Set down, in full, every record in the block.
════
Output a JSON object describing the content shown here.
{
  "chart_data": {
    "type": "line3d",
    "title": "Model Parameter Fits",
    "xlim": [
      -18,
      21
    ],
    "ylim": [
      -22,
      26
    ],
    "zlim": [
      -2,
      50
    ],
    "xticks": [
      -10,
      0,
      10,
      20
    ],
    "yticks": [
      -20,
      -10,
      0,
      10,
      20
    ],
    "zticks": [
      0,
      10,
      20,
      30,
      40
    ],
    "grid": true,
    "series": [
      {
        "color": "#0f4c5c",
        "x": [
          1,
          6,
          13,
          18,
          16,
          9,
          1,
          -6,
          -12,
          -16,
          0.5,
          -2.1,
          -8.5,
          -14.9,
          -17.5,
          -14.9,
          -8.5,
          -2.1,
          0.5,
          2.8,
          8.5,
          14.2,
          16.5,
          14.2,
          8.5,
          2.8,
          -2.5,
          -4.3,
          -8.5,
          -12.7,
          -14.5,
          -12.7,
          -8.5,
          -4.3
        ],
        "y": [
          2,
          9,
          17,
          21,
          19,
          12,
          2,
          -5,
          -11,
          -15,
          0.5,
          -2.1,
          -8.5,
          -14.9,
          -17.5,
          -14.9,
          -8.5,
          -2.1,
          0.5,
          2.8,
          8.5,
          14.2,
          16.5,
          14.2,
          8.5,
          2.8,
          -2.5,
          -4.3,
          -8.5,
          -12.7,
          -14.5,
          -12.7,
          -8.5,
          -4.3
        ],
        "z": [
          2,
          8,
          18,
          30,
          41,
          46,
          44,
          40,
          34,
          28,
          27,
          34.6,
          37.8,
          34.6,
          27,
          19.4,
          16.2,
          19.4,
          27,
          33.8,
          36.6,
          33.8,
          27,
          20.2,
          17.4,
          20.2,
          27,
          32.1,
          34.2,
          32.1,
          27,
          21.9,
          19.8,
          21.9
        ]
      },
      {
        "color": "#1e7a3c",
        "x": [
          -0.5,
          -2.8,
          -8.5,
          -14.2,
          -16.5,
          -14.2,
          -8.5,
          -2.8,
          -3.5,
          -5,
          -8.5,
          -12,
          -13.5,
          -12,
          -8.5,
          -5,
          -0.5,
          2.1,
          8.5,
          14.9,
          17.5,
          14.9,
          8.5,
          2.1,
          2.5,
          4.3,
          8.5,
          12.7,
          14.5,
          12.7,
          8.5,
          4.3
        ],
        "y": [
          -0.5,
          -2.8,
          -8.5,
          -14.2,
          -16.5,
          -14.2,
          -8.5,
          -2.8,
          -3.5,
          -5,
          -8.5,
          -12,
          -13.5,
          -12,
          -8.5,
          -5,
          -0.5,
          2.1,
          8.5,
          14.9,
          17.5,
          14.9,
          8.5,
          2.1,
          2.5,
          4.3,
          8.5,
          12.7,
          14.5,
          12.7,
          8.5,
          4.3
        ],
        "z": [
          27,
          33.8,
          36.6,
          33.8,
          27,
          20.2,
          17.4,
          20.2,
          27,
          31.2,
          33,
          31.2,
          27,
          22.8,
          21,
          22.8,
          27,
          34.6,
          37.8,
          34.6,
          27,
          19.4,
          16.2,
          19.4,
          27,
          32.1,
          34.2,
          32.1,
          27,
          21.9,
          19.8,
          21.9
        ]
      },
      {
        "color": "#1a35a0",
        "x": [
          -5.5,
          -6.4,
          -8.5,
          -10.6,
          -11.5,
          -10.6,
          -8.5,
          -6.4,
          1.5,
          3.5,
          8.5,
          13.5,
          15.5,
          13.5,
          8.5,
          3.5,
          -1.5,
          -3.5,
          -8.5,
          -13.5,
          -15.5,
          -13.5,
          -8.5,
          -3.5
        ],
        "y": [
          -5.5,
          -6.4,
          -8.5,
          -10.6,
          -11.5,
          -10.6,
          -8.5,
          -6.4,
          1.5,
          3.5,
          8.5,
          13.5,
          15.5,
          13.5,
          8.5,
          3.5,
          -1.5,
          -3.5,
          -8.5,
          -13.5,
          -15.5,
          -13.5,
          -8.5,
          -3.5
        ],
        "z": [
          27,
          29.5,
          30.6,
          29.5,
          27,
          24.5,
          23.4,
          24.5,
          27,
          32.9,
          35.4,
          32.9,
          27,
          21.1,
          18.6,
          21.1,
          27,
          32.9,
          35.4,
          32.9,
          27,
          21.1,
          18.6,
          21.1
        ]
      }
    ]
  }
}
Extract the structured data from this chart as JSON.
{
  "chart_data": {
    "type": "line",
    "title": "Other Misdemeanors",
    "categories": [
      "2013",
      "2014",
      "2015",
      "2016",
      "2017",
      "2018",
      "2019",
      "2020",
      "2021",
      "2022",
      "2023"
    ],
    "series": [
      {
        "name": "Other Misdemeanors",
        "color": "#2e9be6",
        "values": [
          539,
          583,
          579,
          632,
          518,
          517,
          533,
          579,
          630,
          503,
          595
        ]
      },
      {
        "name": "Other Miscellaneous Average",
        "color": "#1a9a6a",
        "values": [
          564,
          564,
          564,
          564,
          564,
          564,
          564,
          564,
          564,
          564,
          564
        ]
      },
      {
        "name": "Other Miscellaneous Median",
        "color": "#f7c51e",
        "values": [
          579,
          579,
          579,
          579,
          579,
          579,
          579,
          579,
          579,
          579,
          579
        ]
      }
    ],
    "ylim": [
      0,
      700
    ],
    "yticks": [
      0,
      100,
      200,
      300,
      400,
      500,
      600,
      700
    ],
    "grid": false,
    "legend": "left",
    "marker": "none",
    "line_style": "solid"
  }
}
════
> **Exercise result**
Output a JSON object describing the content shown here.
{
  "chart_data": {
    "type": "line3d",
    "title": "Model Parameter Fits",
    "xlim": [
      -18,
      21
    ],
    "ylim": [
      -22,
      26
    ],
    "zlim": [
      -2,
      50
    ],
    "xticks": [
      -10,
      0,
      10,
      20
    ],
    "yticks": [
      -20,
      -10,
      0,
      10,
      20
    ],
    "zticks": [
      0,
      10,
      20,
      30,
      40
    ],
    "grid": true,
    "series": [
      {
        "color": "#0f4c5c",
        "x": [
          1,
          6,
          13,
          18,
          16,
          9,
          1,
          -6,
          -12,
          -16,
          0.5,
          -2.1,
          -8.5,
          -14.9,
          -17.5,
          -14.9,
          -8.5,
          -2.1,
          0.5,
          2.8,
          8.5,
          14.2,
          16.5,
          14.2,
          8.5,
          2.8,
          -2.5,
          -4.3,
          -8.5,
          -12.7,
          -14.5,
          -12.7,
          -8.5,
          -4.3
        ],
        "y": [
          2,
          9,
          17,
          21,
          19,
          12,
          2,
          -5,
          -11,
          -15,
          0.5,
          -2.1,
          -8.5,
          -14.9,
          -17.5,
          -14.9,
          -8.5,
          -2.1,
          0.5,
          2.8,
          8.5,
          14.2,
          16.5,
          14.2,
          8.5,
          2.8,
          -2.5,
          -4.3,
          -8.5,
          -12.7,
          -14.5,
          -12.7,
          -8.5,
          -4.3
        ],
        "z": [
          2,
          8,
          18,
          30,
          41,
          46,
          44,
          40,
          34,
          28,
          27,
          34.6,
          37.8,
          34.6,
          27,
          19.4,
          16.2,
          19.4,
          27,
          33.8,
          36.6,
          33.8,
          27,
          20.2,
          17.4,
          20.2,
          27,
          32.1,
          34.2,
          32.1,
          27,
          21.9,
          19.8,
          21.9
        ]
      },
      {
        "color": "#1e7a3c",
        "x": [
          -0.5,
          -2.8,
          -8.5,
          -14.2,
          -16.5,
          -14.2,
          -8.5,
          -2.8,
          -3.5,
          -5,
          -8.5,
          -12,
          -13.5,
          -12,
          -8.5,
          -5,
          -0.5,
          2.1,
          8.5,
          14.9,
          17.5,
          14.9,
          8.5,
          2.1,
          2.5,
          4.3,
          8.5,
          12.7,
          14.5,
          12.7,
          8.5,
          4.3
        ],
        "y": [
          -0.5,
          -2.8,
          -8.5,
          -14.2,
          -16.5,
          -14.2,
          -8.5,
          -2.8,
          -3.5,
          -5,
          -8.5,
          -12,
          -13.5,
          -12,
          -8.5,
          -5,
          -0.5,
          2.1,
          8.5,
          14.9,
          17.5,
          14.9,
          8.5,
          2.1,
          2.5,
          4.3,
          8.5,
          12.7,
          14.5,
          12.7,
          8.5,
          4.3
        ],
        "z": [
          27,
          33.8,
          36.6,
          33.8,
          27,
          20.2,
          17.4,
          20.2,
          27,
          31.2,
          33,
          31.2,
          27,
          22.8,
          21,
          22.8,
          27,
          34.6,
          37.8,
          34.6,
          27,
          19.4,
          16.2,
          19.4,
          27,
          32.1,
          34.2,
          32.1,
          27,
          21.9,
          19.8,
          21.9
        ]
      },
      {
        "color": "#1a35a0",
        "x": [
          -5.5,
          -6.4,
          -8.5,
          -10.6,
          -11.5,
          -10.6,
          -8.5,
          -6.4,
          1.5,
          3.5,
          8.5,
          13.5,
          15.5,
          13.5,
          8.5,
          3.5,
          -1.5,
          -3.5,
          -8.5,
          -13.5,
          -15.5,
          -13.5,
          -8.5,
          -3.5
        ],
        "y": [
          -5.5,
          -6.4,
          -8.5,
          -10.6,
          -11.5,
          -10.6,
          -8.5,
          -6.4,
          1.5,
          3.5,
          8.5,
          13.5,
          15.5,
          13.5,
          8.5,
          3.5,
          -1.5,
          -3.5,
          -8.5,
          -13.5,
          -15.5,
          -13.5,
          -8.5,
          -3.5
        ],
        "z": [
          27,
          29.5,
          30.6,
          29.5,
          27,
          24.5,
          23.4,
          24.5,
          27,
          32.9,
          35.4,
          32.9,
          27,
          21.1,
          18.6,
          21.1,
          27,
          32.9,
          35.4,
          32.9,
          27,
          21.1,
          18.6,
          21.1
        ]
      }
    ]
  }
}
Extract the structured data from this chart as JSON.
{
  "chart_data": {
    "type": "line",
    "title": "Other Misdemeanors",
    "categories": [
      "2013",
      "2014",
      "2015",
      "2016",
      "2017",
      "2018",
      "2019",
      "2020",
      "2021",
      "2022",
      "2023"
    ],
    "series": [
      {
        "name": "Other Misdemeanors",
        "color": "#2e9be6",
        "values": [
          539,
          583,
          579,
          632,
          518,
          517,
          533,
          579,
          630,
          503,
          595
        ]
      },
      {
        "name": "Other Miscellaneous Average",
        "color": "#1a9a6a",
        "values": [
          564,
          564,
          564,
          564,
          564,
          564,
          564,
          564,
          564,
          564,
          564
        ]
      },
      {
        "name": "Other Miscellaneous Median",
        "color": "#f7c51e",
        "values": [
          579,
          579,
          579,
          579,
          579,
          579,
          579,
          579,
          579,
          579,
          579
        ]
      }
    ],
    "ylim": [
      0,
      700
    ],
    "yticks": [
      0,
      100,
      200,
      300,
      400,
      500,
      600,
      700
    ],
    "grid": false,
    "legend": "left",
    "marker": "none",
    "line_style": "solid"
  }
}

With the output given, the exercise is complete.